• [About this exercise] Return the passage of the Abu Dhabi case report between "Prosecutors here asked" and "boy's murder-slay case.", inclusive, copied verbatim.

• [Given text]
════

[Deathpenalty] death penalty news----worldwide

2017-10-24 Thread Rick Halperin





Oct. 24



UNITED ARAB EMIRATES:

Death sought for accused in rape-murder case of boy in Abu DhabiSuspected 
committed the heinous crime in the holy month of Ramadan, say prosecutors




Prosecutors here asked for the death penalty for what they termed as a 
"merciless beast" suspected in the rape and murder of a Pakistani boy in June.


Public prosecutors presented evidence in court, during which the victim's 
father broke into tears - and prosecutors argued for the maximum punishment to 
be meted out on the accused.


The suspect earlier pleaded not guilty in court after he was accused in the 
Pakistani boy's murder-slay case.


The victim's father burst into tears after hearing the detailed narrative of 
the case and the merciless rape and murder of his son.


The prosecution said the suspect didn't care about the fact that it was during 
holy month of Ramadan when he committed the heinous crime.


The boy, Azan Majid Janjua, 11, had gone missing in June. His body was later 
found on the rooftop of the building where his family lived.


Upon the defence lawyer's request to study the claims of the prosecution, the 
case was adjourned to October 31.


During the October 11, 3rd hearing, it was established that the accused is 
mentally and psychologically fit to stand trial.


Medical records submitted to the Abu Dhabi Criminal Court on Wednesday affirmed 
the mental fitness of the accused.


In a previous hearing, his defence lawyer claimed the accused was 
psychologically unfit and demanded for a professional evaluation of his mental 
capacity.


(source: Gulf News)

════

• [Data supplied]

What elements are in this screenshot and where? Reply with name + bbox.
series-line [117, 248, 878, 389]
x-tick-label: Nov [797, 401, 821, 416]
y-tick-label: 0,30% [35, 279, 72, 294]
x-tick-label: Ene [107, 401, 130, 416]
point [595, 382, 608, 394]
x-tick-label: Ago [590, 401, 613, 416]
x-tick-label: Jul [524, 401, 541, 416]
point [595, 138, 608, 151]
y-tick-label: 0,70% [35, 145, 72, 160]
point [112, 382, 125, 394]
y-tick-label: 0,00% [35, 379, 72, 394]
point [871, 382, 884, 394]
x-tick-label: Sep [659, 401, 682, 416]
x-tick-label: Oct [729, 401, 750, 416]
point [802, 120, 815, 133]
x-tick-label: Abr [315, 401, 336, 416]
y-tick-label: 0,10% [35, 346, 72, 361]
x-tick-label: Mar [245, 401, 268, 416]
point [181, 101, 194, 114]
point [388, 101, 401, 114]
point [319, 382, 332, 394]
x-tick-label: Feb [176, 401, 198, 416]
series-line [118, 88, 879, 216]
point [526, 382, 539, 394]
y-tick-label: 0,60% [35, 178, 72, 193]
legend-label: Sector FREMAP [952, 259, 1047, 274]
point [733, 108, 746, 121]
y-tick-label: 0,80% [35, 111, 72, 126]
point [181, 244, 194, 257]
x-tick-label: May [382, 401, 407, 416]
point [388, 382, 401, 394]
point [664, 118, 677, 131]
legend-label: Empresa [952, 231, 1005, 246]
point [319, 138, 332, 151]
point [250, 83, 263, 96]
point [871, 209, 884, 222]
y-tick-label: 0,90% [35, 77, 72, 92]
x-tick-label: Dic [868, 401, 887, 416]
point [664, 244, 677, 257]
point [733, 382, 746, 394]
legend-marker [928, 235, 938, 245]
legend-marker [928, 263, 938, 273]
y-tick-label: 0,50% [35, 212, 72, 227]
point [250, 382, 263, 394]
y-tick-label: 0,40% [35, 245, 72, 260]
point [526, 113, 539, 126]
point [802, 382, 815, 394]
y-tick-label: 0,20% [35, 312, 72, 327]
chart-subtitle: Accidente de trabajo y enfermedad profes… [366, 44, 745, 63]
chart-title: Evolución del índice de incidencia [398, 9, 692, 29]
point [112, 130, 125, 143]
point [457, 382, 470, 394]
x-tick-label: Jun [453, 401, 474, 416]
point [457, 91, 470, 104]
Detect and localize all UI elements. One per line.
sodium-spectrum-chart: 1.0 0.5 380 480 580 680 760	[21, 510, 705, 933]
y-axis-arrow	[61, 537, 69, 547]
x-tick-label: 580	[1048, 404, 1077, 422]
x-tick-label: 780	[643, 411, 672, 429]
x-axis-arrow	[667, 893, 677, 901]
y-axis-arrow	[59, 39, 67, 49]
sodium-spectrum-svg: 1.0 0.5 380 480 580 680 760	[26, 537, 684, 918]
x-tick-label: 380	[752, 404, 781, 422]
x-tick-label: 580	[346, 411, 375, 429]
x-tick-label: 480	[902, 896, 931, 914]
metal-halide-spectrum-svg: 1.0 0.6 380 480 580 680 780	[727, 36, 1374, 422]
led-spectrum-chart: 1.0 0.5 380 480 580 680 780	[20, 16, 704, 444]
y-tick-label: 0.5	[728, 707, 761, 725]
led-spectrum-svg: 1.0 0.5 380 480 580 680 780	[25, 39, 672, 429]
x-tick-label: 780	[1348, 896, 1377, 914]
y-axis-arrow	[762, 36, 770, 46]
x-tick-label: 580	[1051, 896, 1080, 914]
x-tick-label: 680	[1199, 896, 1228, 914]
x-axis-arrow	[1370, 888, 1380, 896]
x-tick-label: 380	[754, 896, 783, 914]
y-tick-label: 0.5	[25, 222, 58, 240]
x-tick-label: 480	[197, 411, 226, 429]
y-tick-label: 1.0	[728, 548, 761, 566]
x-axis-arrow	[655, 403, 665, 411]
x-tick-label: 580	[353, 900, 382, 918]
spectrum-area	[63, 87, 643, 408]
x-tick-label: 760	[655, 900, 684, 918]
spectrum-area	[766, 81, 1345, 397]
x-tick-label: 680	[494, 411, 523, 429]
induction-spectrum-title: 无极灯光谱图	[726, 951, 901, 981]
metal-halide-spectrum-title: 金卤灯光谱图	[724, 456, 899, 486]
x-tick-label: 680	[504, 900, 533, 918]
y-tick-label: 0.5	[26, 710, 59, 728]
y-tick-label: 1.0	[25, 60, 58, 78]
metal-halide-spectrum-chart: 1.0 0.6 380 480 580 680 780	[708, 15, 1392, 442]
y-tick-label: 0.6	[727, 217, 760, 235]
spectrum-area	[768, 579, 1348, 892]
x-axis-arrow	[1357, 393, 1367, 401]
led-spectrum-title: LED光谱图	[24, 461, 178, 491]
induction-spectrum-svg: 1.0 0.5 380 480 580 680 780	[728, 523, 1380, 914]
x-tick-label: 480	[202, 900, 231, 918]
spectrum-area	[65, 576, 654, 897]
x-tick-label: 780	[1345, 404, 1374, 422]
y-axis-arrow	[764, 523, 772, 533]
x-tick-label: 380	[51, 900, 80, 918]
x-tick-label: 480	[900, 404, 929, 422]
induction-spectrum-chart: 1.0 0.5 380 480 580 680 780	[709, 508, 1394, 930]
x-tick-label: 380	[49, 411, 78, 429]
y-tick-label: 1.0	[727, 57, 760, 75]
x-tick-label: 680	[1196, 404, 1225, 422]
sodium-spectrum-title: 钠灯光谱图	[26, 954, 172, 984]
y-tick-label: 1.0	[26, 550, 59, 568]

════

• [Answer to the exercise]
Prosecutors here asked for the death penalty for what they termed as a 
"merciless beast" suspected in the rape and murder of a Pakistani boy in June.


Public prosecutors presented evidence in court, during which the victim's 
father broke into tears - and prosecutors argued for the maximum punishment to 
be meted out on the accused.


The suspect earlier pleaded not guilty in court after he was accused in the 
Pakistani boy's murder-slay case.